[WORK INSTRUCTIONS]:
Take each line containing "text" and report it exactly as written.

[DATA RECORDS]:

## begin

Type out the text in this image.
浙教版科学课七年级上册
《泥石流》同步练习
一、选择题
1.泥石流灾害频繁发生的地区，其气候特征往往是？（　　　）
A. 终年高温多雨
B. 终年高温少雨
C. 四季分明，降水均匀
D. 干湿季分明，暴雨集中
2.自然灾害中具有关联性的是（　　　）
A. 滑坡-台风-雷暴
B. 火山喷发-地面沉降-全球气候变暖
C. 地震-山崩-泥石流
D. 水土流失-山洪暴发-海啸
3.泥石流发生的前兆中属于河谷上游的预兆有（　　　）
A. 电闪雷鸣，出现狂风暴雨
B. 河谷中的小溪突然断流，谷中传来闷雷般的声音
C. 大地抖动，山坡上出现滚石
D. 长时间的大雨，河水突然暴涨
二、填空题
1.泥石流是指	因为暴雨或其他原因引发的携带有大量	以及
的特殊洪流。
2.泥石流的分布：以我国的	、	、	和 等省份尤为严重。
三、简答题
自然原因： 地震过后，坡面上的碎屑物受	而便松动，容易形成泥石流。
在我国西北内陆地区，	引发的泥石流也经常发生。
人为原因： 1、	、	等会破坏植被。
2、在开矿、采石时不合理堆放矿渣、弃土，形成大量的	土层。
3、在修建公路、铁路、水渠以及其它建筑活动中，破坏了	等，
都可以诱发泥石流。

## end
## begin

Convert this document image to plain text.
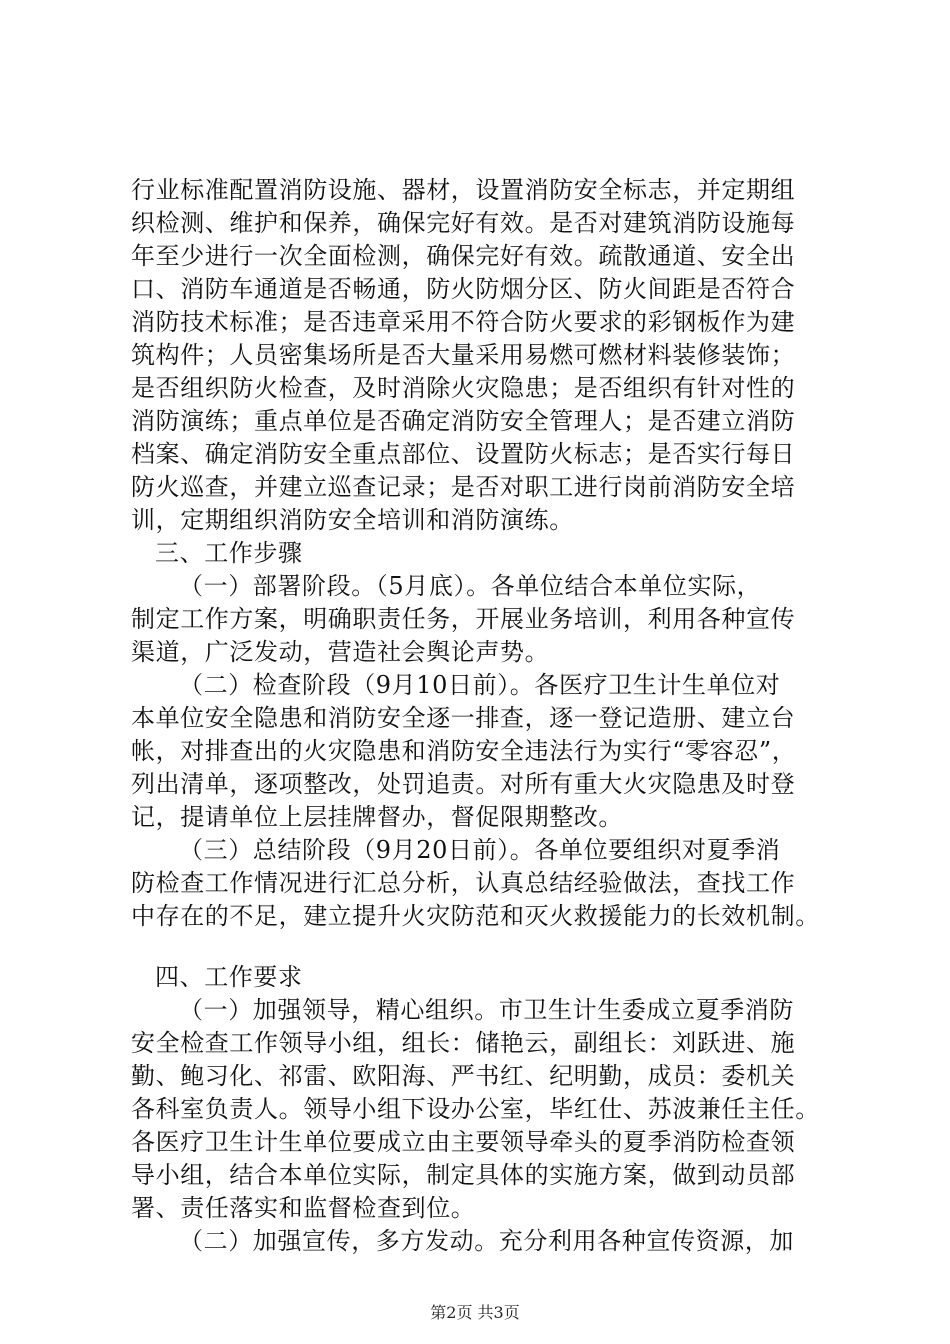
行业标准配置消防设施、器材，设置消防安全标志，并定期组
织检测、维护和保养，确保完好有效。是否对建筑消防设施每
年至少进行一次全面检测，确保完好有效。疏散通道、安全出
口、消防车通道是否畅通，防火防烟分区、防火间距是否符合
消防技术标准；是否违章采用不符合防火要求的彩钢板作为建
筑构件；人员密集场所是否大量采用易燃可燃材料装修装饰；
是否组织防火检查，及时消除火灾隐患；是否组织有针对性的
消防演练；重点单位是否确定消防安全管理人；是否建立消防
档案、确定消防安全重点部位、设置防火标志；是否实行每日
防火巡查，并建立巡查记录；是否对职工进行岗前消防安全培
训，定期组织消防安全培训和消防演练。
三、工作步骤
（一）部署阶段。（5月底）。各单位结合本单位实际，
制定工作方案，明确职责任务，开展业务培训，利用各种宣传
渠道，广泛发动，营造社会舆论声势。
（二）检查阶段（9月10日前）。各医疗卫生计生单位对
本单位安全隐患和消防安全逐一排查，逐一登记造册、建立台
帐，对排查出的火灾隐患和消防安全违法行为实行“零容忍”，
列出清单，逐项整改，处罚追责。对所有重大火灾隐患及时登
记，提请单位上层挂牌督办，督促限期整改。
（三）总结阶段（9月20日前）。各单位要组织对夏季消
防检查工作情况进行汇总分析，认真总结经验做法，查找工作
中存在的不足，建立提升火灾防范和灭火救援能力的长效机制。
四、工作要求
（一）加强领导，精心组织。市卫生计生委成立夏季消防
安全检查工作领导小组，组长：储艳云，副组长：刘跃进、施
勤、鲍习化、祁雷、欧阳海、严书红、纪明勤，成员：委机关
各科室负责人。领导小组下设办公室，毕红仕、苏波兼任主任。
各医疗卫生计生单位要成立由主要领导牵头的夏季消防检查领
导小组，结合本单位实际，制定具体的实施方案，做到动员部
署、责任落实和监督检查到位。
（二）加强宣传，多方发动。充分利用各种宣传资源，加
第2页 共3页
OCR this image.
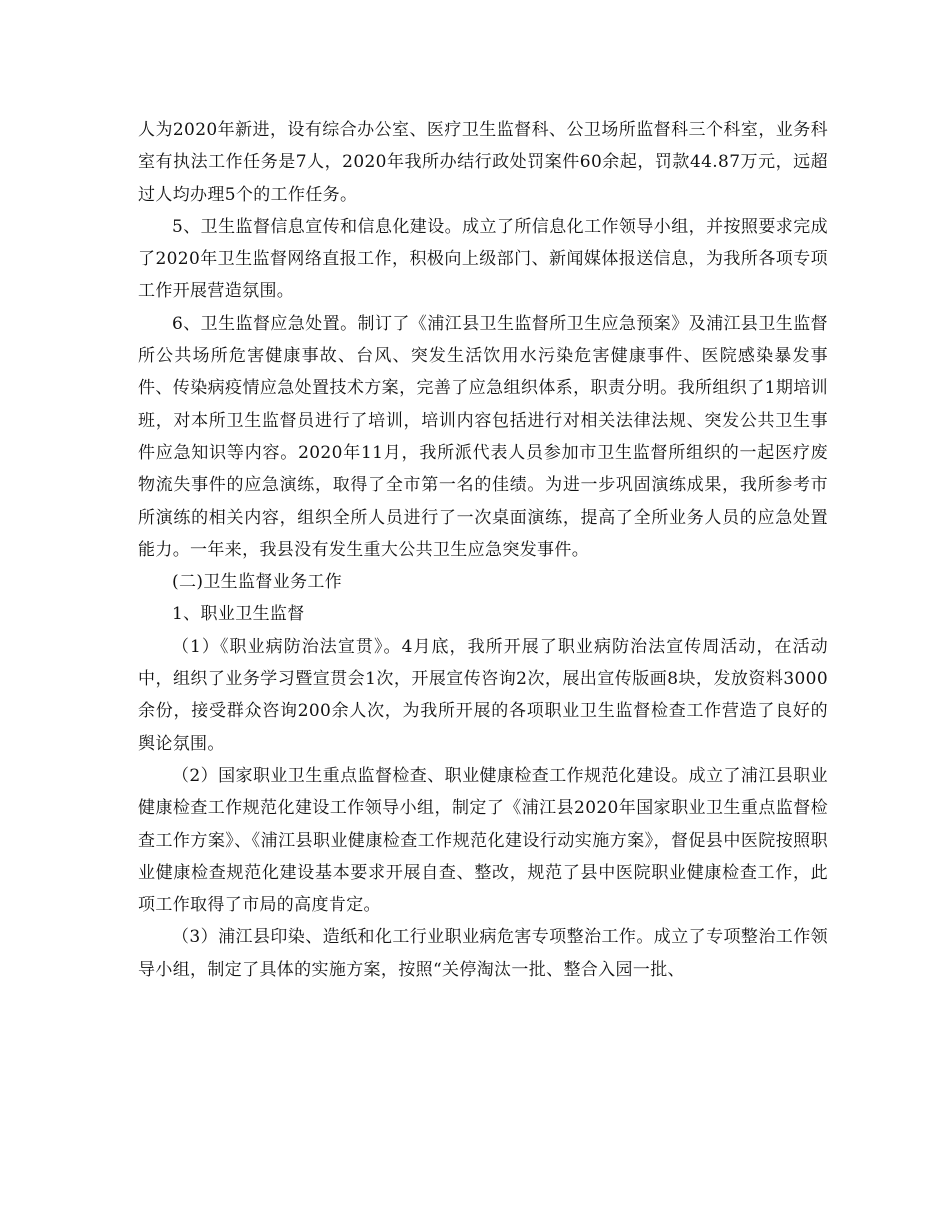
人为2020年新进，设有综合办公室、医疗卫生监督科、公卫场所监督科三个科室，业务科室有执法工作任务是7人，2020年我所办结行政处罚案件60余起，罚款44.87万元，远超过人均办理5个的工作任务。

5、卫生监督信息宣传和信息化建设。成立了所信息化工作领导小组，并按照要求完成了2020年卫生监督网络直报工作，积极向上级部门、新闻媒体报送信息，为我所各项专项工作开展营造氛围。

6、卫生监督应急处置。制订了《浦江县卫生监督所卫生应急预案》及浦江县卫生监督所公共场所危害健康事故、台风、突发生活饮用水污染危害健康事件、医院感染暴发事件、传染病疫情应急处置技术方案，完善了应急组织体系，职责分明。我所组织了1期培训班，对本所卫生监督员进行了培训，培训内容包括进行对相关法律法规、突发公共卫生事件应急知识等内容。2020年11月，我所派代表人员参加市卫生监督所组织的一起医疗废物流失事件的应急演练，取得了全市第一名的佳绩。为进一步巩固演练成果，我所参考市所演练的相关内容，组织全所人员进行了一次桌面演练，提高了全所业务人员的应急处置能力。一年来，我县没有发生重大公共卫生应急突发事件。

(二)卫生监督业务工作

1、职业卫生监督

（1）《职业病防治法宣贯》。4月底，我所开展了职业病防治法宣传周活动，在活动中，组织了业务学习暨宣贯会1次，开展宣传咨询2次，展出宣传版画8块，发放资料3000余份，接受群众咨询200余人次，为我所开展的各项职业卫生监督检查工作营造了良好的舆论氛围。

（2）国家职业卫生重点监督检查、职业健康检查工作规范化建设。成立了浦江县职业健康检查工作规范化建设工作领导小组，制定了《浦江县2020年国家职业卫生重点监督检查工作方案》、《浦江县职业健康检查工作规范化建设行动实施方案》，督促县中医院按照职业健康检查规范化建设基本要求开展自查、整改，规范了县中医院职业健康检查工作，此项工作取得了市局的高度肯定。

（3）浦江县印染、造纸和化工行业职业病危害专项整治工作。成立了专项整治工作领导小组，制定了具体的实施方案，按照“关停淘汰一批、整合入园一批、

## end

[SOLUTION]:
Type out the text in this image.
Convert this document image to plain text.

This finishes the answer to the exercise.